- [Problem requirements] Only the pictures stay out; every record is to be quoted exactly.

-- Begin Exercise inputs --

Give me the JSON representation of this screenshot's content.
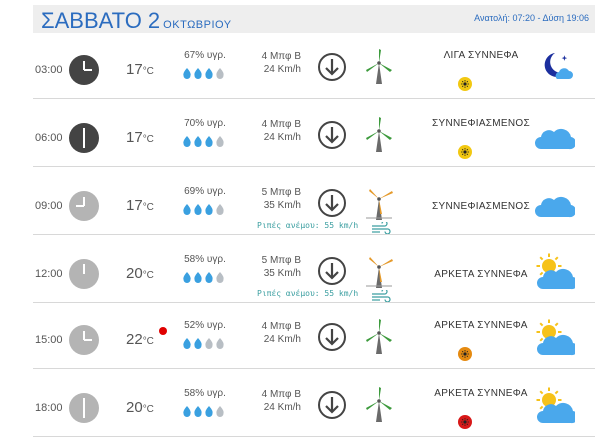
{
  "header": {
    "day": "ΣΑΒΒΑΤΟ 2",
    "month": "ΟΚΤΩΒΡΙΟΥ",
    "sun": "Ανατολή: 07:20 - Δύση 19:06"
  },
  "rows": [
    {
      "time": "03:00",
      "temp": "17",
      "unit": "°C",
      "humidity": "67% υγρ.",
      "drops_filled": 3,
      "wind_bf": "4 Μπφ Β",
      "wind_kmh": "24 Km/h",
      "gust": "",
      "mill": "green",
      "description": "ΛΙΓΑ ΣΥΝΝΕΦΑ",
      "uv_color": "#f2c811",
      "weather_icon": "moon-cloud-icon",
      "clock": "dark"
    },
    {
      "time": "06:00",
      "temp": "17",
      "unit": "°C",
      "humidity": "70% υγρ.",
      "drops_filled": 3,
      "wind_bf": "4 Μπφ Β",
      "wind_kmh": "24 Km/h",
      "gust": "",
      "mill": "green",
      "description": "ΣΥΝΝΕΦΙΑΣΜΕΝΟΣ",
      "uv_color": "#f2c811",
      "weather_icon": "cloud-icon",
      "clock": "dark"
    },
    {
      "time": "09:00",
      "temp": "17",
      "unit": "°C",
      "humidity": "69% υγρ.",
      "drops_filled": 3,
      "wind_bf": "5 Μπφ Β",
      "wind_kmh": "35 Km/h",
      "gust": "Ριπές ανέμου: 55 km/h",
      "mill": "orange",
      "description": "ΣΥΝΝΕΦΙΑΣΜΕΝΟΣ",
      "uv_color": "",
      "weather_icon": "cloud-icon",
      "clock": "light"
    },
    {
      "time": "12:00",
      "temp": "20",
      "unit": "°C",
      "humidity": "58% υγρ.",
      "drops_filled": 3,
      "wind_bf": "5 Μπφ Β",
      "wind_kmh": "35 Km/h",
      "gust": "Ριπές ανέμου: 55 km/h",
      "mill": "orange",
      "description": "ΑΡΚΕΤΑ ΣΥΝΝΕΦΑ",
      "uv_color": "",
      "weather_icon": "sun-cloud-icon",
      "clock": "light"
    },
    {
      "time": "15:00",
      "temp": "22",
      "unit": "°C",
      "humidity": "52% υγρ.",
      "drops_filled": 2,
      "wind_bf": "4 Μπφ Β",
      "wind_kmh": "24 Km/h",
      "gust": "",
      "mill": "green",
      "description": "ΑΡΚΕΤΑ ΣΥΝΝΕΦΑ",
      "uv_color": "#e58a10",
      "weather_icon": "sun-cloud-icon",
      "clock": "light",
      "alert": true
    },
    {
      "time": "18:00",
      "temp": "20",
      "unit": "°C",
      "humidity": "58% υγρ.",
      "drops_filled": 3,
      "wind_bf": "4 Μπφ Β",
      "wind_kmh": "24 Km/h",
      "gust": "",
      "mill": "green",
      "description": "ΑΡΚΕΤΑ ΣΥΝΝΕΦΑ",
      "uv_color": "#d81818",
      "weather_icon": "sun-cloud-icon",
      "clock": "light"
    }
  ],
  "colors": {
    "accent": "#2b6cbf",
    "cloud": "#4aa8ec",
    "moon": "#1c2f9e",
    "sun": "#f6c21a",
    "drop": "#3aa0e0",
    "drop_empty": "#b8bec4",
    "mill_green": "#3c9a3c",
    "mill_orange": "#e59a2a",
    "gust": "#3a9ea0",
    "alert": "#e00000"
  }
}
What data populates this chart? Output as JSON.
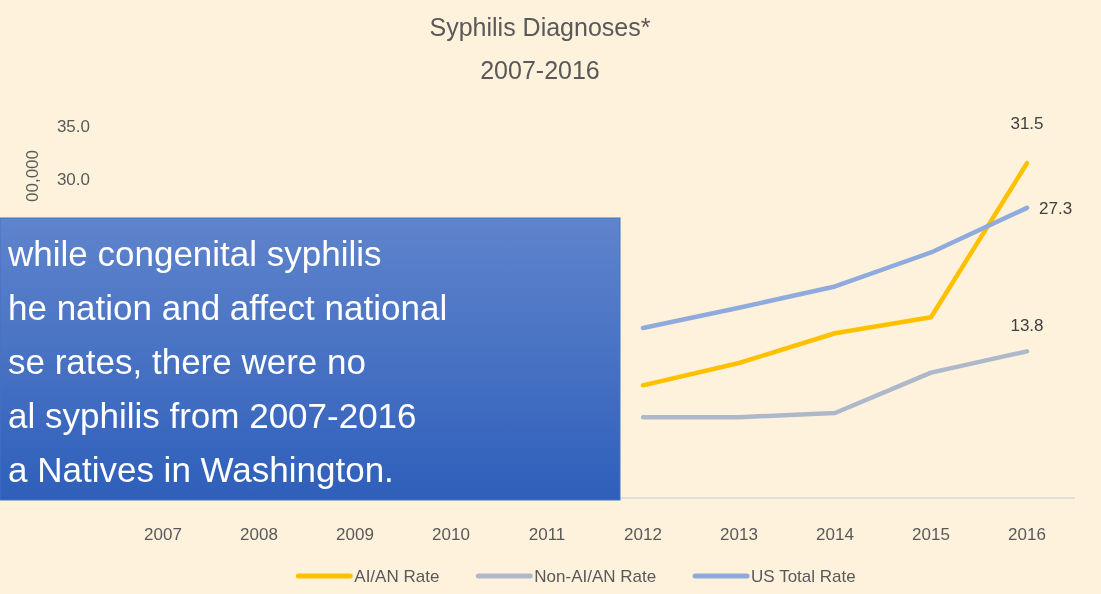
{
  "chart_data": {
    "type": "line",
    "title": "Syphilis Diagnoses*",
    "subtitle": "2007-2016",
    "ylabel": "00,000",
    "categories": [
      "2007",
      "2008",
      "2009",
      "2010",
      "2011",
      "2012",
      "2013",
      "2014",
      "2015",
      "2016"
    ],
    "series": [
      {
        "name": "AI/AN Rate",
        "color": "#ffc000",
        "values": [
          null,
          null,
          null,
          null,
          null,
          10.6,
          12.7,
          15.5,
          17.0,
          31.5
        ],
        "value_labels": [
          null,
          null,
          null,
          null,
          null,
          null,
          null,
          null,
          null,
          "31.5"
        ]
      },
      {
        "name": "Non-AI/AN Rate",
        "color": "#adb9ca",
        "values": [
          null,
          null,
          null,
          null,
          null,
          7.6,
          7.6,
          8.0,
          11.8,
          13.8
        ],
        "value_labels": [
          null,
          null,
          null,
          null,
          null,
          null,
          null,
          null,
          null,
          "13.8"
        ]
      },
      {
        "name": "US Total Rate",
        "color": "#8faadc",
        "values": [
          null,
          null,
          null,
          null,
          null,
          16.0,
          17.9,
          19.9,
          23.1,
          27.3
        ],
        "value_labels": [
          null,
          null,
          null,
          null,
          null,
          null,
          null,
          null,
          null,
          "27.3"
        ]
      }
    ],
    "ylim": [
      0,
      35
    ],
    "yticks": [
      {
        "value": 30,
        "label": "30.0"
      },
      {
        "value": 35,
        "label": "35.0"
      }
    ],
    "grid": false,
    "legend": "bottom",
    "marker": "none",
    "line_style": "solid",
    "annotations": [
      "while congenital syphilis\nhe nation and affect national\nse rates, there were no\nal syphilis from 2007-2016\na Natives in Washington."
    ]
  }
}
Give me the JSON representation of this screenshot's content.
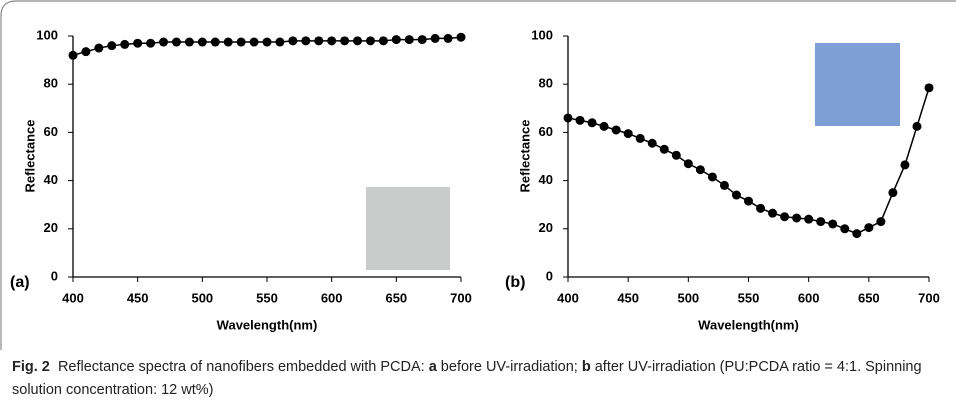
{
  "chart_data": [
    {
      "type": "line",
      "panel_label": "(a)",
      "x_label": "Wavelength(nm)",
      "y_label": "Reflectance",
      "x": [
        400,
        410,
        420,
        430,
        440,
        450,
        460,
        470,
        480,
        490,
        500,
        510,
        520,
        530,
        540,
        550,
        560,
        570,
        580,
        590,
        600,
        610,
        620,
        630,
        640,
        650,
        660,
        670,
        680,
        690,
        700
      ],
      "series": [
        {
          "color": "#000000",
          "values": [
            92,
            93.5,
            95,
            96,
            96.5,
            97,
            97,
            97.5,
            97.5,
            97.5,
            97.5,
            97.5,
            97.5,
            97.5,
            97.5,
            97.5,
            97.5,
            98,
            98,
            98,
            98,
            98,
            98,
            98,
            98,
            98.5,
            98.5,
            98.5,
            99,
            99,
            99.5
          ]
        }
      ],
      "xlim": [
        400,
        700
      ],
      "xticks": [
        400,
        450,
        500,
        550,
        600,
        650,
        700
      ],
      "ylim": [
        0,
        100
      ],
      "yticks": [
        0,
        20,
        40,
        60,
        80,
        100
      ]
    },
    {
      "type": "line",
      "panel_label": "(b)",
      "x_label": "Wavelength(nm)",
      "y_label": "Reflectance",
      "x": [
        400,
        410,
        420,
        430,
        440,
        450,
        460,
        470,
        480,
        490,
        500,
        510,
        520,
        530,
        540,
        550,
        560,
        570,
        580,
        590,
        600,
        610,
        620,
        630,
        640,
        650,
        660,
        670,
        680,
        690,
        700
      ],
      "series": [
        {
          "color": "#000000",
          "values": [
            66,
            65,
            64,
            62.5,
            61,
            59.5,
            57.5,
            55.5,
            53,
            50.5,
            47,
            44.5,
            41.5,
            38,
            34,
            31.5,
            28.5,
            26.5,
            25,
            24.5,
            24,
            23,
            22,
            20,
            18,
            20.5,
            23,
            35,
            46.5,
            62.5,
            78.5
          ]
        }
      ],
      "xlim": [
        400,
        700
      ],
      "xticks": [
        400,
        450,
        500,
        550,
        600,
        650,
        700
      ],
      "ylim": [
        0,
        100
      ],
      "yticks": [
        0,
        20,
        40,
        60,
        80,
        100
      ]
    }
  ],
  "caption": {
    "label": "Fig. 2",
    "text_1": "Reflectance spectra of nanofibers embedded with PCDA: ",
    "a": "a",
    "text_2": " before UV-irradiation; ",
    "b": "b",
    "text_3": " after UV-irradiation (PU:PCDA ratio = 4:1. Spinning solution concentration: 12 wt%)"
  }
}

-- End Exercise inputs --

- [Response below]
Give me the JSON representation of this screenshot's content.
{
  "header": {
    "day": "ΣΑΒΒΑΤΟ 2",
    "month": "ΟΚΤΩΒΡΙΟΥ",
    "sun": "Ανατολή: 07:20 - Δύση 19:06"
  },
  "rows": [
    {
      "time": "03:00",
      "temp": "17",
      "unit": "°C",
      "humidity": "67% υγρ.",
      "drops_filled": 3,
      "wind_bf": "4 Μπφ Β",
      "wind_kmh": "24 Km/h",
      "gust": "",
      "mill": "green",
      "description": "ΛΙΓΑ ΣΥΝΝΕΦΑ",
      "uv_color": "#f2c811",
      "weather_icon": "moon-cloud-icon",
      "clock": "dark"
    },
    {
      "time": "06:00",
      "temp": "17",
      "unit": "°C",
      "humidity": "70% υγρ.",
      "drops_filled": 3,
      "wind_bf": "4 Μπφ Β",
      "wind_kmh": "24 Km/h",
      "gust": "",
      "mill": "green",
      "description": "ΣΥΝΝΕΦΙΑΣΜΕΝΟΣ",
      "uv_color": "#f2c811",
      "weather_icon": "cloud-icon",
      "clock": "dark"
    },
    {
      "time": "09:00",
      "temp": "17",
      "unit": "°C",
      "humidity": "69% υγρ.",
      "drops_filled": 3,
      "wind_bf": "5 Μπφ Β",
      "wind_kmh": "35 Km/h",
      "gust": "Ριπές ανέμου: 55 km/h",
      "mill": "orange",
      "description": "ΣΥΝΝΕΦΙΑΣΜΕΝΟΣ",
      "uv_color": "",
      "weather_icon": "cloud-icon",
      "clock": "light"
    },
    {
      "time": "12:00",
      "temp": "20",
      "unit": "°C",
      "humidity": "58% υγρ.",
      "drops_filled": 3,
      "wind_bf": "5 Μπφ Β",
      "wind_kmh": "35 Km/h",
      "gust": "Ριπές ανέμου: 55 km/h",
      "mill": "orange",
      "description": "ΑΡΚΕΤΑ ΣΥΝΝΕΦΑ",
      "uv_color": "",
      "weather_icon": "sun-cloud-icon",
      "clock": "light"
    },
    {
      "time": "15:00",
      "temp": "22",
      "unit": "°C",
      "humidity": "52% υγρ.",
      "drops_filled": 2,
      "wind_bf": "4 Μπφ Β",
      "wind_kmh": "24 Km/h",
      "gust": "",
      "mill": "green",
      "description": "ΑΡΚΕΤΑ ΣΥΝΝΕΦΑ",
      "uv_color": "#e58a10",
      "weather_icon": "sun-cloud-icon",
      "clock": "light",
      "alert": true
    },
    {
      "time": "18:00",
      "temp": "20",
      "unit": "°C",
      "humidity": "58% υγρ.",
      "drops_filled": 3,
      "wind_bf": "4 Μπφ Β",
      "wind_kmh": "24 Km/h",
      "gust": "",
      "mill": "green",
      "description": "ΑΡΚΕΤΑ ΣΥΝΝΕΦΑ",
      "uv_color": "#d81818",
      "weather_icon": "sun-cloud-icon",
      "clock": "light"
    }
  ],
  "colors": {
    "accent": "#2b6cbf",
    "cloud": "#4aa8ec",
    "moon": "#1c2f9e",
    "sun": "#f6c21a",
    "drop": "#3aa0e0",
    "drop_empty": "#b8bec4",
    "mill_green": "#3c9a3c",
    "mill_orange": "#e59a2a",
    "gust": "#3a9ea0",
    "alert": "#e00000"
  }
}
What data populates this chart? Output as JSON.
{
  "chart_data": {
    "type": "line",
    "title": "Syphilis Diagnoses*",
    "subtitle": "2007-2016",
    "ylabel": "00,000",
    "categories": [
      "2007",
      "2008",
      "2009",
      "2010",
      "2011",
      "2012",
      "2013",
      "2014",
      "2015",
      "2016"
    ],
    "series": [
      {
        "name": "AI/AN Rate",
        "color": "#ffc000",
        "values": [
          null,
          null,
          null,
          null,
          null,
          10.6,
          12.7,
          15.5,
          17.0,
          31.5
        ],
        "value_labels": [
          null,
          null,
          null,
          null,
          null,
          null,
          null,
          null,
          null,
          "31.5"
        ]
      },
      {
        "name": "Non-AI/AN Rate",
        "color": "#adb9ca",
        "values": [
          null,
          null,
          null,
          null,
          null,
          7.6,
          7.6,
          8.0,
          11.8,
          13.8
        ],
        "value_labels": [
          null,
          null,
          null,
          null,
          null,
          null,
          null,
          null,
          null,
          "13.8"
        ]
      },
      {
        "name": "US Total Rate",
        "color": "#8faadc",
        "values": [
          null,
          null,
          null,
          null,
          null,
          16.0,
          17.9,
          19.9,
          23.1,
          27.3
        ],
        "value_labels": [
          null,
          null,
          null,
          null,
          null,
          null,
          null,
          null,
          null,
          "27.3"
        ]
      }
    ],
    "ylim": [
      0,
      35
    ],
    "yticks": [
      {
        "value": 30,
        "label": "30.0"
      },
      {
        "value": 35,
        "label": "35.0"
      }
    ],
    "grid": false,
    "legend": "bottom",
    "marker": "none",
    "line_style": "solid",
    "annotations": [
      "while congenital syphilis\nhe nation and affect national\nse rates, there were no\nal syphilis from 2007-2016\na Natives in Washington."
    ]
  }
}
Give me the JSON representation of this screenshot's content.
{
  "chart_data": [
    {
      "type": "line",
      "panel_label": "(a)",
      "x_label": "Wavelength(nm)",
      "y_label": "Reflectance",
      "x": [
        400,
        410,
        420,
        430,
        440,
        450,
        460,
        470,
        480,
        490,
        500,
        510,
        520,
        530,
        540,
        550,
        560,
        570,
        580,
        590,
        600,
        610,
        620,
        630,
        640,
        650,
        660,
        670,
        680,
        690,
        700
      ],
      "series": [
        {
          "color": "#000000",
          "values": [
            92,
            93.5,
            95,
            96,
            96.5,
            97,
            97,
            97.5,
            97.5,
            97.5,
            97.5,
            97.5,
            97.5,
            97.5,
            97.5,
            97.5,
            97.5,
            98,
            98,
            98,
            98,
            98,
            98,
            98,
            98,
            98.5,
            98.5,
            98.5,
            99,
            99,
            99.5
          ]
        }
      ],
      "xlim": [
        400,
        700
      ],
      "xticks": [
        400,
        450,
        500,
        550,
        600,
        650,
        700
      ],
      "ylim": [
        0,
        100
      ],
      "yticks": [
        0,
        20,
        40,
        60,
        80,
        100
      ]
    },
    {
      "type": "line",
      "panel_label": "(b)",
      "x_label": "Wavelength(nm)",
      "y_label": "Reflectance",
      "x": [
        400,
        410,
        420,
        430,
        440,
        450,
        460,
        470,
        480,
        490,
        500,
        510,
        520,
        530,
        540,
        550,
        560,
        570,
        580,
        590,
        600,
        610,
        620,
        630,
        640,
        650,
        660,
        670,
        680,
        690,
        700
      ],
      "series": [
        {
          "color": "#000000",
          "values": [
            66,
            65,
            64,
            62.5,
            61,
            59.5,
            57.5,
            55.5,
            53,
            50.5,
            47,
            44.5,
            41.5,
            38,
            34,
            31.5,
            28.5,
            26.5,
            25,
            24.5,
            24,
            23,
            22,
            20,
            18,
            20.5,
            23,
            35,
            46.5,
            62.5,
            78.5
          ]
        }
      ],
      "xlim": [
        400,
        700
      ],
      "xticks": [
        400,
        450,
        500,
        550,
        600,
        650,
        700
      ],
      "ylim": [
        0,
        100
      ],
      "yticks": [
        0,
        20,
        40,
        60,
        80,
        100
      ]
    }
  ],
  "caption": {
    "label": "Fig. 2",
    "text_1": "Reflectance spectra of nanofibers embedded with PCDA: ",
    "a": "a",
    "text_2": " before UV-irradiation; ",
    "b": "b",
    "text_3": " after UV-irradiation (PU:PCDA ratio = 4:1. Spinning solution concentration: 12 wt%)"
  }
}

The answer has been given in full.